§ Task directions: Set down each entry exactly as given; pictures should not appear in the copy.
>> BEGIN Dataset extract
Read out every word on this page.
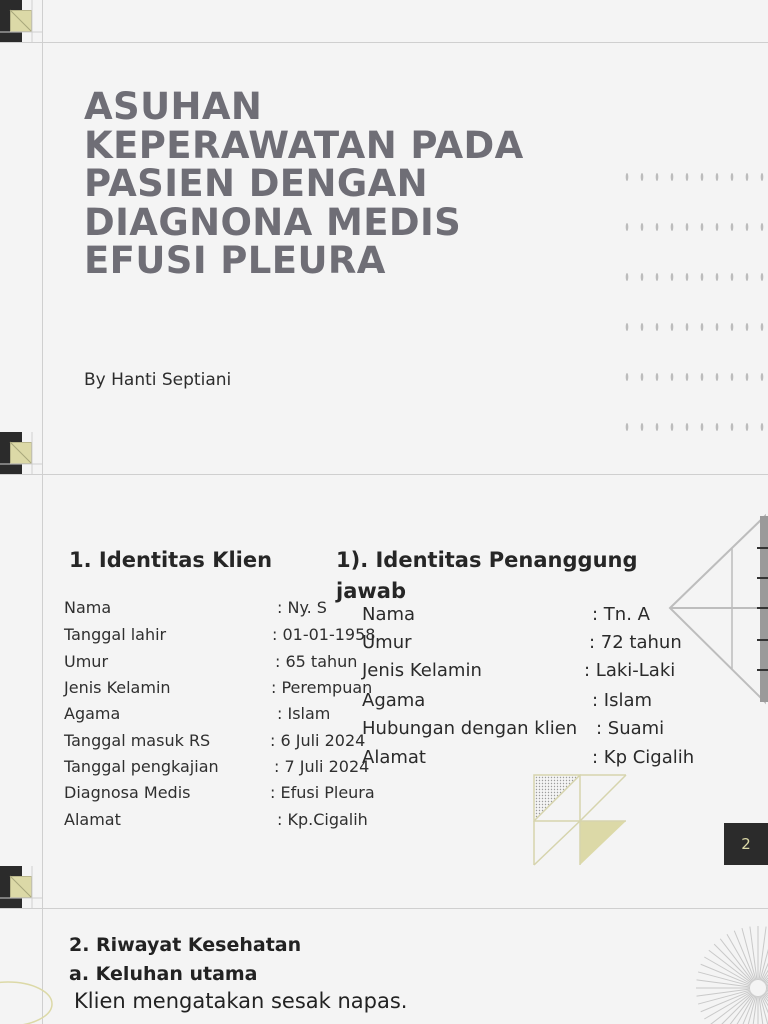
ASUHAN
KEPERAWATAN PADA
PASIEN DENGAN
DIAGNONA MEDIS
EFUSI PLEURA
By Hanti Septiani
1. Identitas Klien	1). Identitas Penanggung
jawab
Nama	: Ny. S
Tanggal lahir	: 01-01-1958
Umur	: 65 tahun
Jenis Kelamin	: Perempuan
Agama	: Islam
Tanggal masuk RS	: 6 Juli 2024
Tanggal pengkajian	: 7 Juli 2024
Diagnosa Medis	: Efusi Pleura
Alamat	: Kp.Cigalih
Nama	: Tn. A
Umur	: 72 tahun
Jenis Kelamin	: Laki-Laki
Agama	: Islam
Hubungan dengan klien : Suami
Alamat	: Kp Cigalih
2
2. Riwayat Kesehatan
a. Keluhan utama
Klien mengatakan sesak napas.
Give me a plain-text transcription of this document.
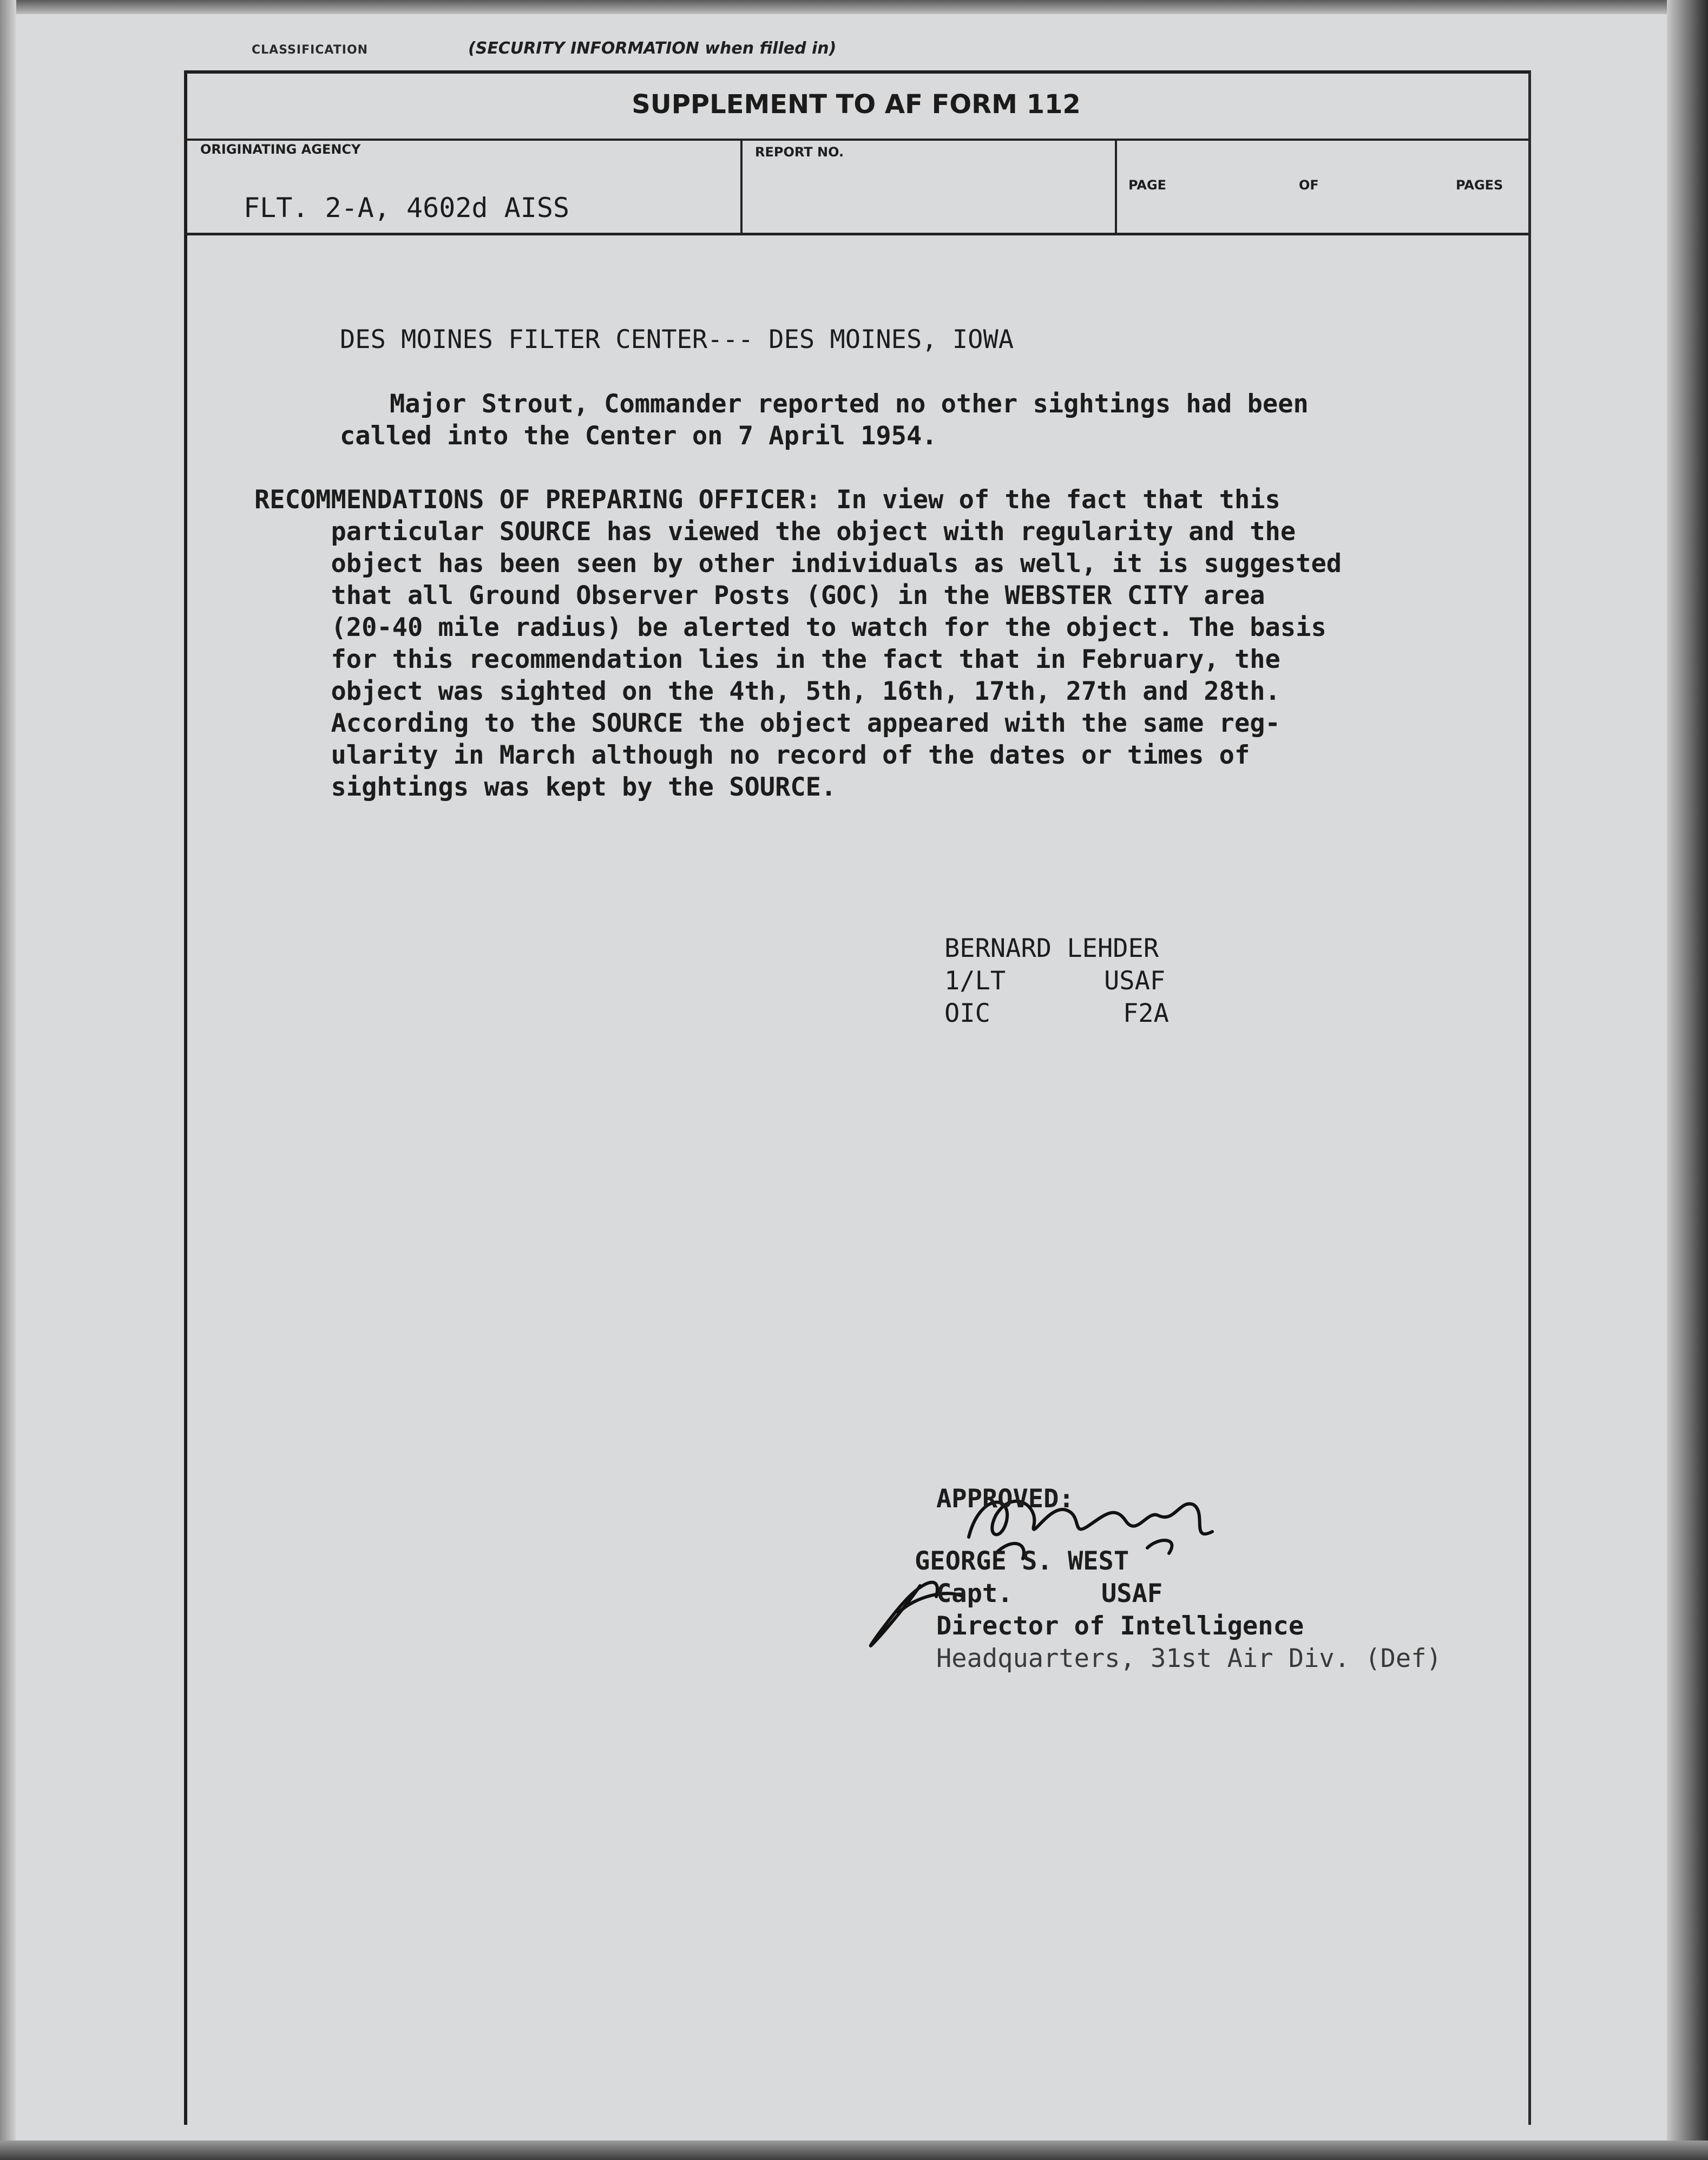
CLASSIFICATION	(SECURITY INFORMATION when filled in)
SUPPLEMENT TO AF FORM 112
ORIGINATING AGENCY
FLT. 2-A, 4602d AISS
REPORT NO.
PAGE	OF	PAGES
DES MOINES FILTER CENTER--- DES MOINES, IOWA
Major Strout, Commander reported no other sightings had been
called into the Center on 7 April 1954.
RECOMMENDATIONS OF PREPARING OFFICER: In view of the fact that this
particular SOURCE has viewed the object with regularity and the
object has been seen by other individuals as well, it is suggested
that all Ground Observer Posts (GOC) in the WEBSTER CITY area
(20-40 mile radius) be alerted to watch for the object. The basis
for this recommendation lies in the fact that in February, the
object was sighted on the 4th, 5th, 16th, 17th, 27th and 28th.
According to the SOURCE the object appeared with the same reg-
ularity in March although no record of the dates or times of
sightings was kept by the SOURCE.
BERNARD LEHDER
1/LT	USAF
OIC	F2A
APPROVED:
GEORGE S. WEST
Capt.	USAF
Director of Intelligence
Headquarters, 31st Air Div. (Def)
>> END Dataset extract
§ Response to the task:
Read out every word on this page.
ASUHAN
KEPERAWATAN PADA
PASIEN DENGAN
DIAGNONA MEDIS
EFUSI PLEURA
By Hanti Septiani
1. Identitas Klien	1). Identitas Penanggung
jawab
Nama	: Ny. S
Tanggal lahir	: 01-01-1958
Umur	: 65 tahun
Jenis Kelamin	: Perempuan
Agama	: Islam
Tanggal masuk RS	: 6 Juli 2024
Tanggal pengkajian	: 7 Juli 2024
Diagnosa Medis	: Efusi Pleura
Alamat	: Kp.Cigalih
Nama	: Tn. A
Umur	: 72 tahun
Jenis Kelamin	: Laki-Laki
Agama	: Islam
Hubungan dengan klien : Suami
Alamat	: Kp Cigalih
2
2. Riwayat Kesehatan
a. Keluhan utama
Klien mengatakan sesak napas.
Give me a plain-text transcription of this document.
CLASSIFICATION	(SECURITY INFORMATION when filled in)
SUPPLEMENT TO AF FORM 112
ORIGINATING AGENCY
FLT. 2-A, 4602d AISS
REPORT NO.
PAGE	OF	PAGES
DES MOINES FILTER CENTER--- DES MOINES, IOWA
Major Strout, Commander reported no other sightings had been
called into the Center on 7 April 1954.
RECOMMENDATIONS OF PREPARING OFFICER: In view of the fact that this
particular SOURCE has viewed the object with regularity and the
object has been seen by other individuals as well, it is suggested
that all Ground Observer Posts (GOC) in the WEBSTER CITY area
(20-40 mile radius) be alerted to watch for the object. The basis
for this recommendation lies in the fact that in February, the
object was sighted on the 4th, 5th, 16th, 17th, 27th and 28th.
According to the SOURCE the object appeared with the same reg-
ularity in March although no record of the dates or times of
sightings was kept by the SOURCE.
BERNARD LEHDER
1/LT	USAF
OIC	F2A
APPROVED:
GEORGE S. WEST
Capt.	USAF
Director of Intelligence
Headquarters, 31st Air Div. (Def)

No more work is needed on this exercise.